— SHORT EXERCISE —
Comb the records below for the string "femme" and copy each line where it turns up.
*****
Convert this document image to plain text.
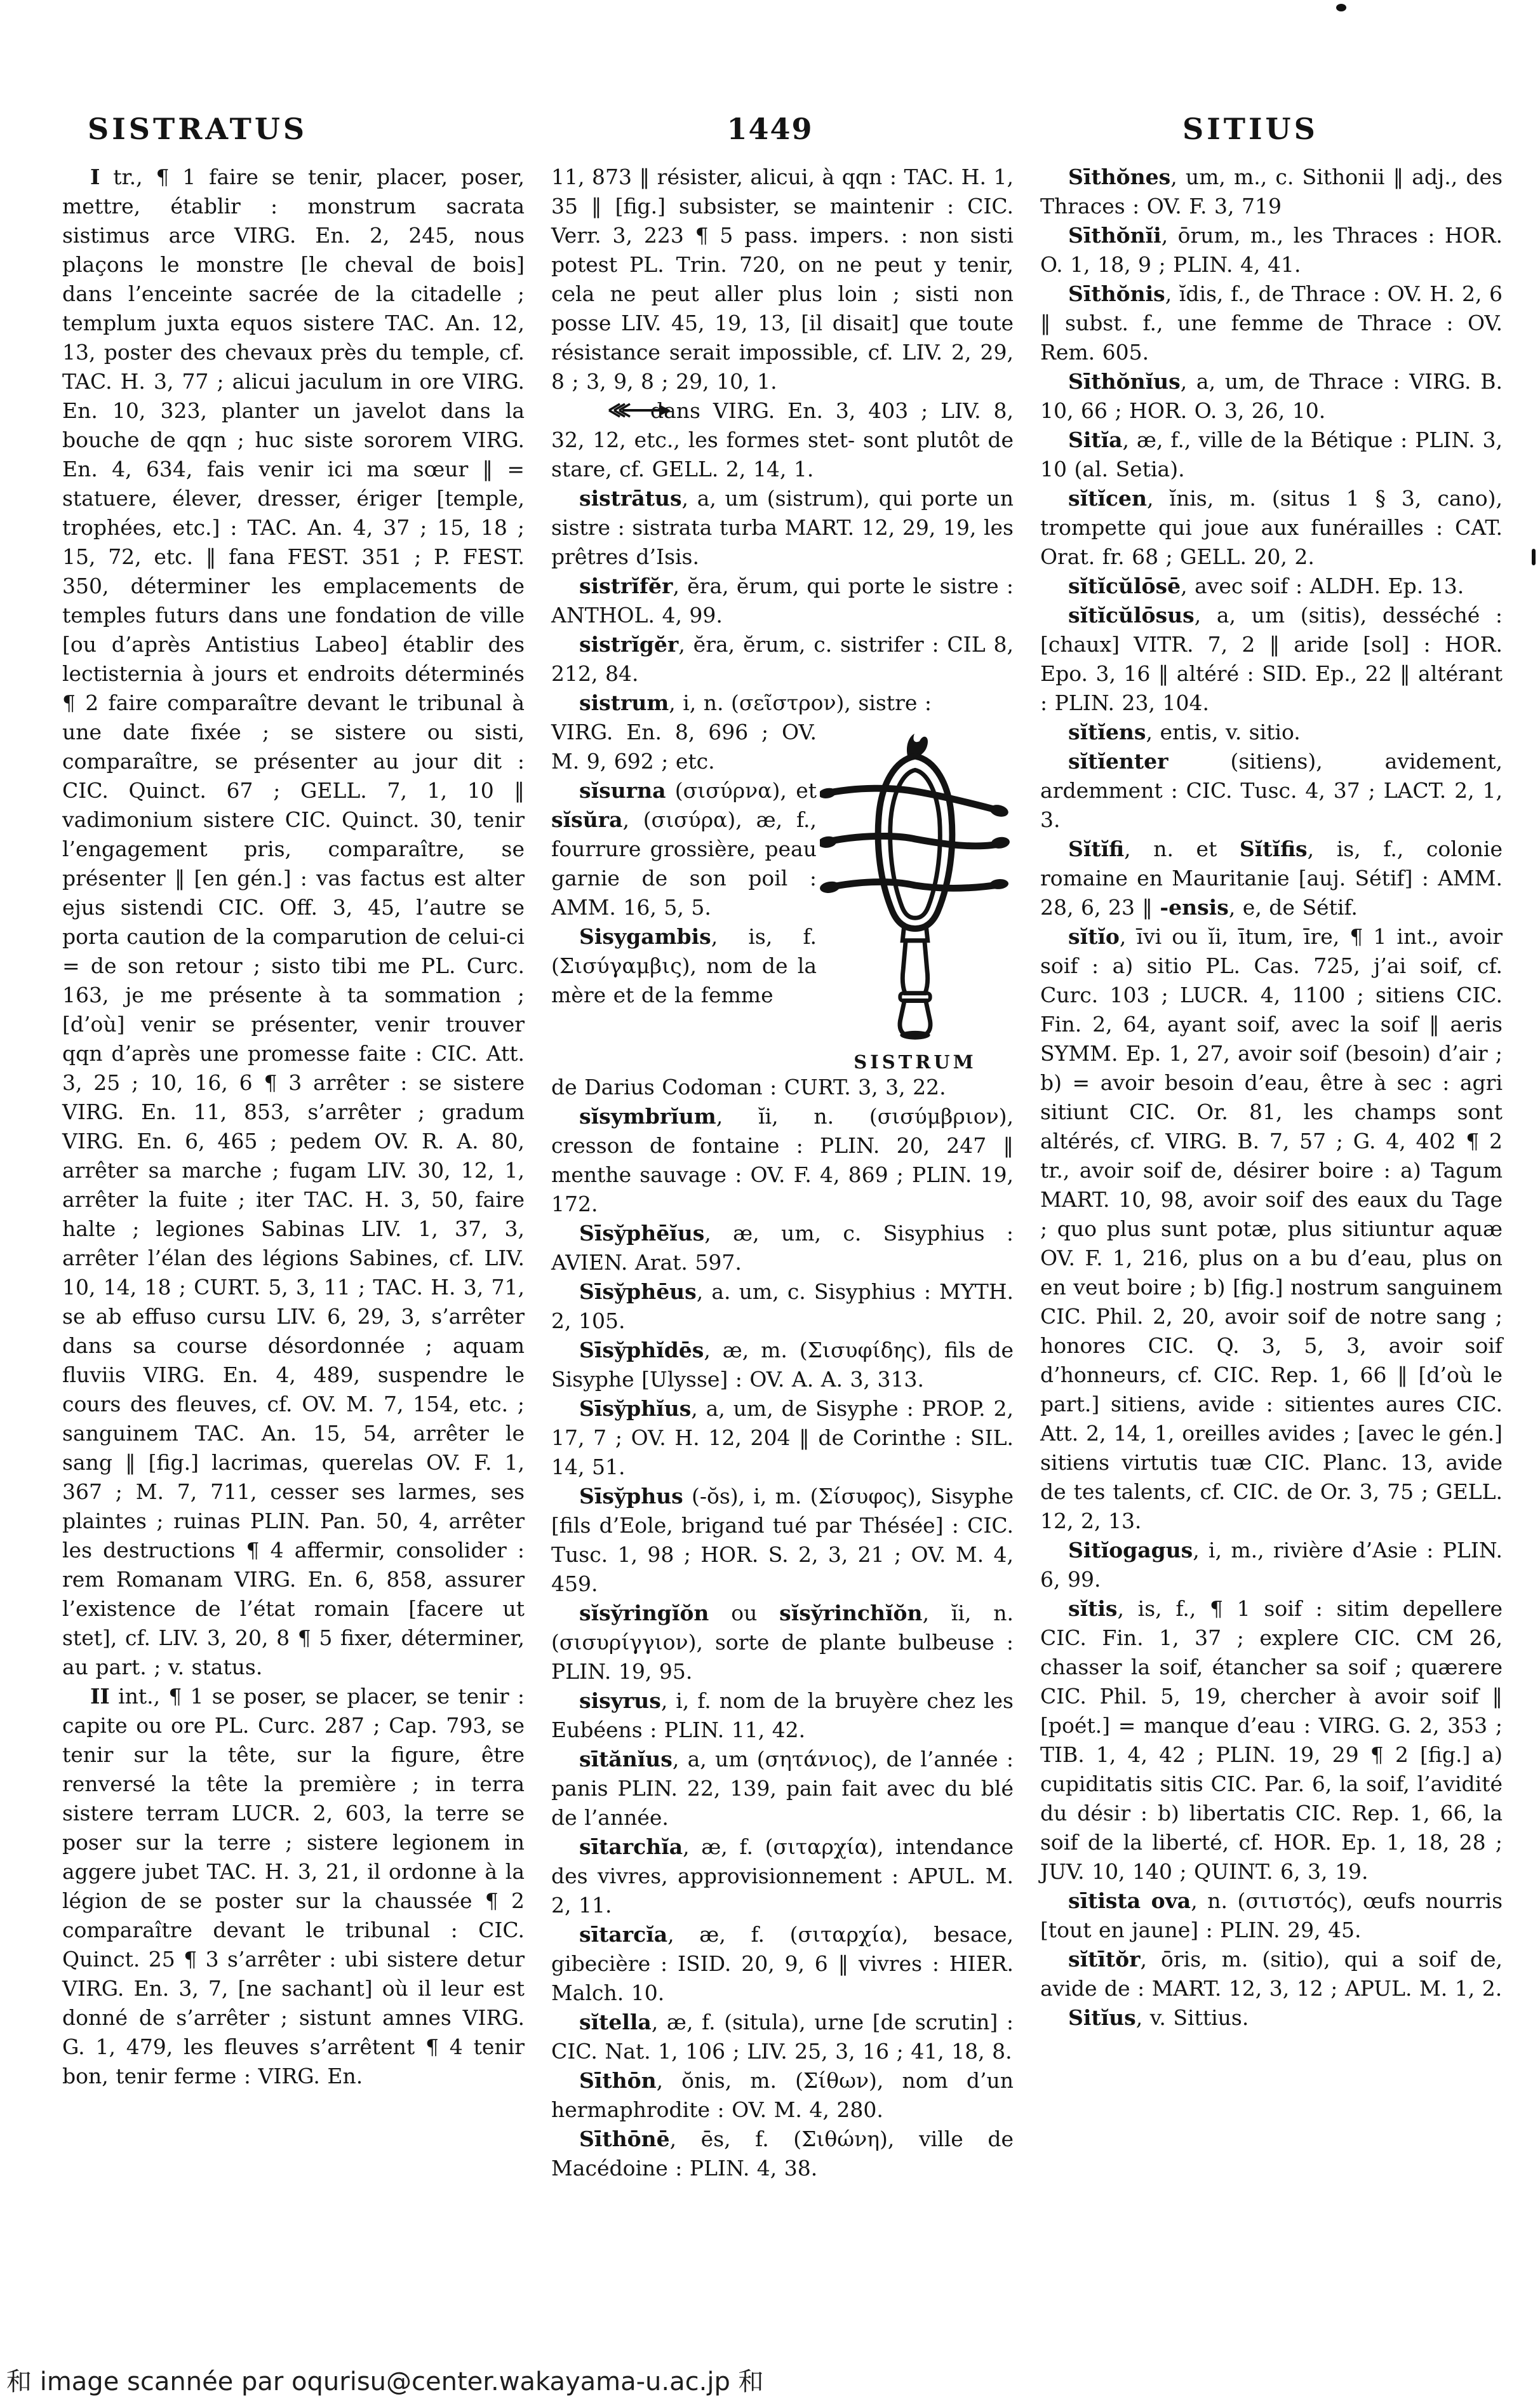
SISTRATUS	1449	SITIUS

I tr., ¶ 1 faire se tenir, placer, poser, mettre, établir : monstrum sacrata sistimus arce VIRG. En. 2, 245, nous plaçons le monstre [le cheval de bois] dans l’enceinte sacrée de la citadelle ; templum juxta equos sistere TAC. An. 12, 13, poster des chevaux près du temple, cf. TAC. H. 3, 77 ; alicui jaculum in ore VIRG. En. 10, 323, planter un javelot dans la bouche de qqn ; huc siste sororem VIRG. En. 4, 634, fais venir ici ma sœur ‖ = statuere, élever, dresser, ériger [temple, trophées, etc.] : TAC. An. 4, 37 ; 15, 18 ; 15, 72, etc. ‖ fana FEST. 351 ; P. FEST. 350, déterminer les emplacements de temples futurs dans une fondation de ville [ou d’après Antistius Labeo] établir des lectisternia à jours et endroits déterminés ¶ 2 faire comparaître devant le tribunal à une date fixée ; se sistere ou sisti, comparaître, se présenter au jour dit : CIC. Quinct. 67 ; GELL. 7, 1, 10 ‖ vadimonium sistere CIC. Quinct. 30, tenir l’engagement pris, comparaître, se présenter ‖ [en gén.] : vas factus est alter ejus sistendi CIC. Off. 3, 45, l’autre se porta caution de la comparution de celui-ci = de son retour ; sisto tibi me PL. Curc. 163, je me présente à ta sommation ; [d’où] venir se présenter, venir trouver qqn d’après une promesse faite : CIC. Att. 3, 25 ; 10, 16, 6 ¶ 3 arrêter : se sistere VIRG. En. 11, 853, s’arrêter ; gradum VIRG. En. 6, 465 ; pedem OV. R. A. 80, arrêter sa marche ; fugam LIV. 30, 12, 1, arrêter la fuite ; iter TAC. H. 3, 50, faire halte ; legiones Sabinas LIV. 1, 37, 3, arrêter l’élan des légions Sabines, cf. LIV. 10, 14, 18 ; CURT. 5, 3, 11 ; TAC. H. 3, 71, se ab effuso cursu LIV. 6, 29, 3, s’arrêter dans sa course désordonnée ; aquam fluviis VIRG. En. 4, 489, suspendre le cours des fleuves, cf. OV. M. 7, 154, etc. ; sanguinem TAC. An. 15, 54, arrêter le sang ‖ [fig.] lacrimas, querelas OV. F. 1, 367 ; M. 7, 711, cesser ses larmes, ses plaintes ; ruinas PLIN. Pan. 50, 4, arrêter les destructions ¶ 4 affermir, consolider : rem Romanam VIRG. En. 6, 858, assurer l’existence de l’état romain [facere ut stet], cf. LIV. 3, 20, 8 ¶ 5 fixer, déterminer, au part. ; v. status.

II int., ¶ 1 se poser, se placer, se tenir : capite ou ore PL. Curc. 287 ; Cap. 793, se tenir sur la tête, sur la figure, être renversé la tête la première ; in terra sistere terram LUCR. 2, 603, la terre se poser sur la terre ; sistere legionem in aggere jubet TAC. H. 3, 21, il ordonne à la légion de se poster sur la chaussée ¶ 2 comparaître devant le tribunal : CIC. Quinct. 25 ¶ 3 s’arrêter : ubi sistere detur VIRG. En. 3, 7, [ne sachant] où il leur est donné de s’arrêter ; sistunt amnes VIRG. G. 1, 479, les fleuves s’arrêtent ¶ 4 tenir bon, tenir ferme : VIRG. En.

11, 873 ‖ résister, alicui, à qqn : TAC. H. 1, 35 ‖ [fig.] subsister, se maintenir : CIC. Verr. 3, 223 ¶ 5 pass. impers. : non sisti potest PL. Trin. 720, on ne peut y tenir, cela ne peut aller plus loin ; sisti non posse LIV. 45, 19, 13, [il disait] que toute résistance serait impossible, cf. LIV. 2, 29, 8 ; 3, 9, 8 ; 29, 10, 1.

dans VIRG. En. 3, 403 ; LIV. 8, 32, 12, etc., les formes stet- sont plutôt de stare, cf. GELL. 2, 14, 1.

sistrātus, a, um (sistrum), qui porte un sistre : sistrata turba MART. 12, 29, 19, les prêtres d’Isis.

sistrĭfĕr, ĕra, ĕrum, qui porte le sistre : ANTHOL. 4, 99.

sistrĭgĕr, ĕra, ĕrum, c. sistrifer : CIL 8, 212, 84.

sistrum, i, n. (σεῖστρον), sistre :

VIRG. En. 8, 696 ; OV. M. 9, 692 ; etc.

sĭsurna (σισύρνα), et sĭsŭra, (σισύρα), æ, f., fourrure grossière, peau garnie de son poil : AMM. 16, 5, 5.

Sisygambis, is, f. (Σισύγαμβις), nom de la mère et de la femme

SISTRUM

de Darius Codoman : CURT. 3, 3, 22.

sĭsymbrĭum, ĭi, n. (σισύμβριον), cresson de fontaine : PLIN. 20, 247 ‖ menthe sauvage : OV. F. 4, 869 ; PLIN. 19, 172.

Sīsy̆phēĭus, æ, um, c. Sisyphius : AVIEN. Arat. 597.

Sīsy̆phēus, a. um, c. Sisyphius : MYTH. 2, 105.

Sīsy̆phĭdēs, æ, m. (Σισυφίδης), fils de Sisyphe [Ulysse] : OV. A. A. 3, 313.

Sīsy̆phĭus, a, um, de Sisyphe : PROP. 2, 17, 7 ; OV. H. 12, 204 ‖ de Corinthe : SIL. 14, 51.

Sīsy̆phus (-ŏs), i, m. (Σίσυφος), Sisyphe [fils d’Eole, brigand tué par Thésée] : CIC. Tusc. 1, 98 ; HOR. S. 2, 3, 21 ; OV. M. 4, 459.

sĭsy̆ringĭŏn ou sĭsy̆rinchĭŏn, ĭi, n. (σισυρίγγιον), sorte de plante bulbeuse : PLIN. 19, 95.

sisyrus, i, f. nom de la bruyère chez les Eubéens : PLIN. 11, 42.

sītănĭus, a, um (σητάνιος), de l’année : panis PLIN. 22, 139, pain fait avec du blé de l’année.

sītarchĭa, æ, f. (σιταρχία), intendance des vivres, approvisionnement : APUL. M. 2, 11.

sītarcĭa, æ, f. (σιταρχία), besace, gibecière : ISID. 20, 9, 6 ‖ vivres : HIER. Malch. 10.

sĭtella, æ, f. (situla), urne [de scrutin] : CIC. Nat. 1, 106 ; LIV. 25, 3, 16 ; 41, 18, 8.

Sīthōn, ŏnis, m. (Σίθων), nom d’un hermaphrodite : OV. M. 4, 280.

Sīthōnē, ēs, f. (Σιθώνη), ville de Macédoine : PLIN. 4, 38.

Sīthŏnes, um, m., c. Sithonii ‖ adj., des Thraces : OV. F. 3, 719

Sīthŏnĭi, ōrum, m., les Thraces : HOR. O. 1, 18, 9 ; PLIN. 4, 41.

Sīthŏnis, ĭdis, f., de Thrace : OV. H. 2, 6 ‖ subst. f., une femme de Thrace : OV. Rem. 605.

Sīthŏnĭus, a, um, de Thrace : VIRG. B. 10, 66 ; HOR. O. 3, 26, 10.

Sitĭa, æ, f., ville de la Bétique : PLIN. 3, 10 (al. Setia).

sĭtĭcen, ĭnis, m. (situs 1 § 3, cano), trompette qui joue aux funérailles : CAT. Orat. fr. 68 ; GELL. 20, 2.

sĭtĭcŭlōsē, avec soif : ALDH. Ep. 13.

sĭtĭcŭlōsus, a, um (sitis), desséché : [chaux] VITR. 7, 2 ‖ aride [sol] : HOR. Epo. 3, 16 ‖ altéré : SID. Ep., 22 ‖ altérant : PLIN. 23, 104.

sĭtĭens, entis, v. sitio.

sĭtĭenter (sitiens), avidement, ardemment : CIC. Tusc. 4, 37 ; LACT. 2, 1, 3.

Sĭtĭfi, n. et Sĭtĭfis, is, f., colonie romaine en Mauritanie [auj. Sétif] : AMM. 28, 6, 23 ‖ -ensis, e, de Sétif.

sĭtĭo, īvi ou ĭi, ītum, īre, ¶ 1 int., avoir soif : a) sitio PL. Cas. 725, j’ai soif, cf. Curc. 103 ; LUCR. 4, 1100 ; sitiens CIC. Fin. 2, 64, ayant soif, avec la soif ‖ aeris SYMM. Ep. 1, 27, avoir soif (besoin) d’air ; b) = avoir besoin d’eau, être à sec : agri sitiunt CIC. Or. 81, les champs sont altérés, cf. VIRG. B. 7, 57 ; G. 4, 402 ¶ 2 tr., avoir soif de, désirer boire : a) Tagum MART. 10, 98, avoir soif des eaux du Tage ; quo plus sunt potæ, plus sitiuntur aquæ OV. F. 1, 216, plus on a bu d’eau, plus on en veut boire ; b) [fig.] nostrum sanguinem CIC. Phil. 2, 20, avoir soif de notre sang ; honores CIC. Q. 3, 5, 3, avoir soif d’honneurs, cf. CIC. Rep. 1, 66 ‖ [d’où le part.] sitiens, avide : sitientes aures CIC. Att. 2, 14, 1, oreilles avides ; [avec le gén.] sitiens virtutis tuæ CIC. Planc. 13, avide de tes talents, cf. CIC. de Or. 3, 75 ; GELL. 12, 2, 13.

Sitĭogagus, i, m., rivière d’Asie : PLIN. 6, 99.

sĭtis, is, f., ¶ 1 soif : sitim depellere CIC. Fin. 1, 37 ; explere CIC. CM 26, chasser la soif, étancher sa soif ; quærere CIC. Phil. 5, 19, chercher à avoir soif ‖ [poét.] = manque d’eau : VIRG. G. 2, 353 ; TIB. 1, 4, 42 ; PLIN. 19, 29 ¶ 2 [fig.] a) cupiditatis sitis CIC. Par. 6, la soif, l’avidité du désir : b) libertatis CIC. Rep. 1, 66, la soif de la liberté, cf. HOR. Ep. 1, 18, 28 ; JUV. 10, 140 ; QUINT. 6, 3, 19.

sītista ova, n. (σιτιστός), œufs nourris [tout en jaune] : PLIN. 29, 45.

sĭtītŏr, ōris, m. (sitio), qui a soif de, avide de : MART. 12, 3, 12 ; APUL. M. 1, 2.

Sitĭus, v. Sittius.

和 image scannée par oqurisu@center.wakayama-u.ac.jp 和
*****
— REPLY —
Sisygambis, is, f. (Σισύγαμβις), nom de la mère et de la femme
Sīthŏnis, ĭdis, f., de Thrace : OV. H. 2, 6 ‖ subst. f., une femme de Thrace : OV. Rem. 605.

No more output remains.